WHAT THIS TASK INVOLVES — Give the listing again character for character, but drop the images.

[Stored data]
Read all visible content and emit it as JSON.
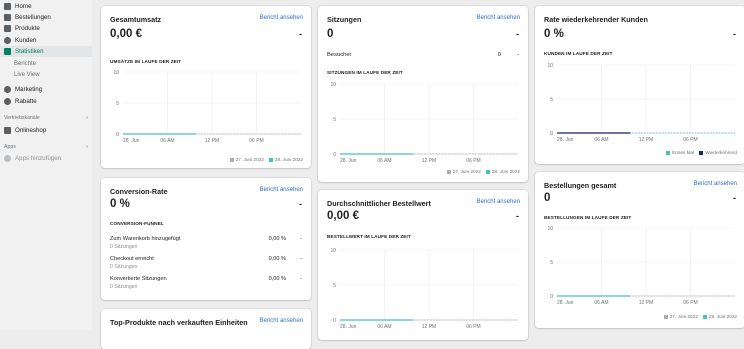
{
  "sidebar": {
    "items": [
      {
        "label": "Home",
        "icon": "home-icon"
      },
      {
        "label": "Bestellungen",
        "icon": "orders-icon"
      },
      {
        "label": "Produkte",
        "icon": "products-icon"
      },
      {
        "label": "Kunden",
        "icon": "customers-icon"
      },
      {
        "label": "Statistiken",
        "icon": "analytics-icon"
      },
      {
        "label": "Berichte"
      },
      {
        "label": "Live View"
      },
      {
        "label": "Marketing",
        "icon": "marketing-icon"
      },
      {
        "label": "Rabatte",
        "icon": "discounts-icon"
      }
    ],
    "channels_label": "Vertriebskanäle",
    "onlineshop": "Onlineshop",
    "apps_label": "Apps",
    "add_apps": "Apps hinzufügen",
    "active_color": "#008060"
  },
  "common": {
    "link": "Bericht ansehen",
    "dash": "-",
    "legend_a": "27. Juni 2022",
    "legend_b": "28. Juni 2022"
  },
  "gesamtumsatz": {
    "title": "Gesamtumsatz",
    "value": "0,00 €",
    "caption": "UMSÄTZE IM LAUFE DER ZEIT",
    "chart_data": {
      "type": "line",
      "x": [
        "28. Jun",
        "06 AM",
        "12 PM",
        "06 PM"
      ],
      "ylim": [
        0,
        10
      ],
      "yticks": [
        "10",
        "5",
        "0"
      ],
      "series": [
        {
          "name": "27. Juni 2022",
          "values": [
            0,
            0,
            0,
            0
          ],
          "color": "#a8aeb5"
        },
        {
          "name": "28. Juni 2022",
          "values": [
            0,
            0,
            0,
            0
          ],
          "color": "#47c1bf"
        }
      ]
    }
  },
  "conversion": {
    "title": "Conversion-Rate",
    "value": "0 %",
    "caption": "CONVERSION-FUNNEL",
    "rows": [
      {
        "label": "Zum Warenkorb hinzugefügt",
        "sub": "0 Sitzungen",
        "value": "0,00 %",
        "dash": "-"
      },
      {
        "label": "Checkout erreicht",
        "sub": "0 Sitzungen",
        "value": "0,00 %",
        "dash": "-"
      },
      {
        "label": "Konvertierte Sitzungen",
        "sub": "0 Sitzungen",
        "value": "0,00 %",
        "dash": "-"
      }
    ]
  },
  "topprodukte": {
    "title": "Top-Produkte nach verkauften Einheiten"
  },
  "sitzungen": {
    "title": "Sitzungen",
    "value": "0",
    "besucher_label": "Besucher",
    "besucher_value": "0",
    "caption": "SITZUNGEN IM LAUFE DER ZEIT",
    "chart_data": {
      "type": "line",
      "x": [
        "28. Jun",
        "06 AM",
        "12 PM",
        "06 PM"
      ],
      "ylim": [
        0,
        10
      ],
      "yticks": [
        "10",
        "5",
        "0"
      ],
      "series": [
        {
          "name": "27. Juni 2022",
          "values": [
            0,
            0,
            0,
            0
          ],
          "color": "#a8aeb5"
        },
        {
          "name": "28. Juni 2022",
          "values": [
            0,
            0,
            0,
            0
          ],
          "color": "#47c1bf"
        }
      ]
    }
  },
  "bestellwert": {
    "title": "Durchschnittlicher Bestellwert",
    "value": "0,00 €",
    "caption": "BESTELLWERT IM LAUFE DER ZEIT",
    "chart_data": {
      "type": "line",
      "x": [
        "28. Jun",
        "06 AM",
        "12 PM",
        "06 PM"
      ],
      "ylim": [
        0,
        10
      ],
      "yticks": [
        "10",
        "5",
        "0"
      ],
      "series": [
        {
          "name": "27. Juni 2022",
          "values": [
            0,
            0,
            0,
            0
          ],
          "color": "#a8aeb5"
        },
        {
          "name": "28. Juni 2022",
          "values": [
            0,
            0,
            0,
            0
          ],
          "color": "#47c1bf"
        }
      ]
    }
  },
  "wiederkehrend": {
    "title": "Rate wiederkehrender Kunden",
    "value": "0 %",
    "caption": "KUNDEN IM LAUFE DER ZEIT",
    "legend_a": "Erstes Mal",
    "legend_b": "Wiederkehrend",
    "chart_data": {
      "type": "line",
      "x": [
        "28. Jun",
        "06 AM",
        "12 PM",
        "06 PM"
      ],
      "ylim": [
        0,
        10
      ],
      "yticks": [
        "10",
        "5",
        "0"
      ],
      "series": [
        {
          "name": "Erstes Mal",
          "values": [
            0,
            0,
            0,
            0
          ],
          "color": "#47c1bf"
        },
        {
          "name": "Wiederkehrend",
          "values": [
            0,
            0,
            0,
            0
          ],
          "color": "#1c2260"
        }
      ]
    }
  },
  "bestellungen": {
    "title": "Bestellungen gesamt",
    "value": "0",
    "caption": "BESTELLUNGEN IM LAUFE DER ZEIT",
    "chart_data": {
      "type": "line",
      "x": [
        "28. Jun",
        "06 AM",
        "12 PM",
        "06 PM"
      ],
      "ylim": [
        0,
        10
      ],
      "yticks": [
        "10",
        "5",
        "0"
      ],
      "series": [
        {
          "name": "27. Juni 2022",
          "values": [
            0,
            0,
            0,
            0
          ],
          "color": "#a8aeb5"
        },
        {
          "name": "28. Juni 2022",
          "values": [
            0,
            0,
            0,
            0
          ],
          "color": "#47c1bf"
        }
      ]
    }
  }
}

TASK RESULT —
Read all visible content and emit it as JSON.
{
  "sidebar": {
    "items": [
      {
        "label": "Home",
        "icon": "home-icon"
      },
      {
        "label": "Bestellungen",
        "icon": "orders-icon"
      },
      {
        "label": "Produkte",
        "icon": "products-icon"
      },
      {
        "label": "Kunden",
        "icon": "customers-icon"
      },
      {
        "label": "Statistiken",
        "icon": "analytics-icon"
      },
      {
        "label": "Berichte"
      },
      {
        "label": "Live View"
      },
      {
        "label": "Marketing",
        "icon": "marketing-icon"
      },
      {
        "label": "Rabatte",
        "icon": "discounts-icon"
      }
    ],
    "channels_label": "Vertriebskanäle",
    "onlineshop": "Onlineshop",
    "apps_label": "Apps",
    "add_apps": "Apps hinzufügen",
    "active_color": "#008060"
  },
  "common": {
    "link": "Bericht ansehen",
    "dash": "-",
    "legend_a": "27. Juni 2022",
    "legend_b": "28. Juni 2022"
  },
  "gesamtumsatz": {
    "title": "Gesamtumsatz",
    "value": "0,00 €",
    "caption": "UMSÄTZE IM LAUFE DER ZEIT",
    "chart_data": {
      "type": "line",
      "x": [
        "28. Jun",
        "06 AM",
        "12 PM",
        "06 PM"
      ],
      "ylim": [
        0,
        10
      ],
      "yticks": [
        "10",
        "5",
        "0"
      ],
      "series": [
        {
          "name": "27. Juni 2022",
          "values": [
            0,
            0,
            0,
            0
          ],
          "color": "#a8aeb5"
        },
        {
          "name": "28. Juni 2022",
          "values": [
            0,
            0,
            0,
            0
          ],
          "color": "#47c1bf"
        }
      ]
    }
  },
  "conversion": {
    "title": "Conversion-Rate",
    "value": "0 %",
    "caption": "CONVERSION-FUNNEL",
    "rows": [
      {
        "label": "Zum Warenkorb hinzugefügt",
        "sub": "0 Sitzungen",
        "value": "0,00 %",
        "dash": "-"
      },
      {
        "label": "Checkout erreicht",
        "sub": "0 Sitzungen",
        "value": "0,00 %",
        "dash": "-"
      },
      {
        "label": "Konvertierte Sitzungen",
        "sub": "0 Sitzungen",
        "value": "0,00 %",
        "dash": "-"
      }
    ]
  },
  "topprodukte": {
    "title": "Top-Produkte nach verkauften Einheiten"
  },
  "sitzungen": {
    "title": "Sitzungen",
    "value": "0",
    "besucher_label": "Besucher",
    "besucher_value": "0",
    "caption": "SITZUNGEN IM LAUFE DER ZEIT",
    "chart_data": {
      "type": "line",
      "x": [
        "28. Jun",
        "06 AM",
        "12 PM",
        "06 PM"
      ],
      "ylim": [
        0,
        10
      ],
      "yticks": [
        "10",
        "5",
        "0"
      ],
      "series": [
        {
          "name": "27. Juni 2022",
          "values": [
            0,
            0,
            0,
            0
          ],
          "color": "#a8aeb5"
        },
        {
          "name": "28. Juni 2022",
          "values": [
            0,
            0,
            0,
            0
          ],
          "color": "#47c1bf"
        }
      ]
    }
  },
  "bestellwert": {
    "title": "Durchschnittlicher Bestellwert",
    "value": "0,00 €",
    "caption": "BESTELLWERT IM LAUFE DER ZEIT",
    "chart_data": {
      "type": "line",
      "x": [
        "28. Jun",
        "06 AM",
        "12 PM",
        "06 PM"
      ],
      "ylim": [
        0,
        10
      ],
      "yticks": [
        "10",
        "5",
        "0"
      ],
      "series": [
        {
          "name": "27. Juni 2022",
          "values": [
            0,
            0,
            0,
            0
          ],
          "color": "#a8aeb5"
        },
        {
          "name": "28. Juni 2022",
          "values": [
            0,
            0,
            0,
            0
          ],
          "color": "#47c1bf"
        }
      ]
    }
  },
  "wiederkehrend": {
    "title": "Rate wiederkehrender Kunden",
    "value": "0 %",
    "caption": "KUNDEN IM LAUFE DER ZEIT",
    "legend_a": "Erstes Mal",
    "legend_b": "Wiederkehrend",
    "chart_data": {
      "type": "line",
      "x": [
        "28. Jun",
        "06 AM",
        "12 PM",
        "06 PM"
      ],
      "ylim": [
        0,
        10
      ],
      "yticks": [
        "10",
        "5",
        "0"
      ],
      "series": [
        {
          "name": "Erstes Mal",
          "values": [
            0,
            0,
            0,
            0
          ],
          "color": "#47c1bf"
        },
        {
          "name": "Wiederkehrend",
          "values": [
            0,
            0,
            0,
            0
          ],
          "color": "#1c2260"
        }
      ]
    }
  },
  "bestellungen": {
    "title": "Bestellungen gesamt",
    "value": "0",
    "caption": "BESTELLUNGEN IM LAUFE DER ZEIT",
    "chart_data": {
      "type": "line",
      "x": [
        "28. Jun",
        "06 AM",
        "12 PM",
        "06 PM"
      ],
      "ylim": [
        0,
        10
      ],
      "yticks": [
        "10",
        "5",
        "0"
      ],
      "series": [
        {
          "name": "27. Juni 2022",
          "values": [
            0,
            0,
            0,
            0
          ],
          "color": "#a8aeb5"
        },
        {
          "name": "28. Juni 2022",
          "values": [
            0,
            0,
            0,
            0
          ],
          "color": "#47c1bf"
        }
      ]
    }
  }
}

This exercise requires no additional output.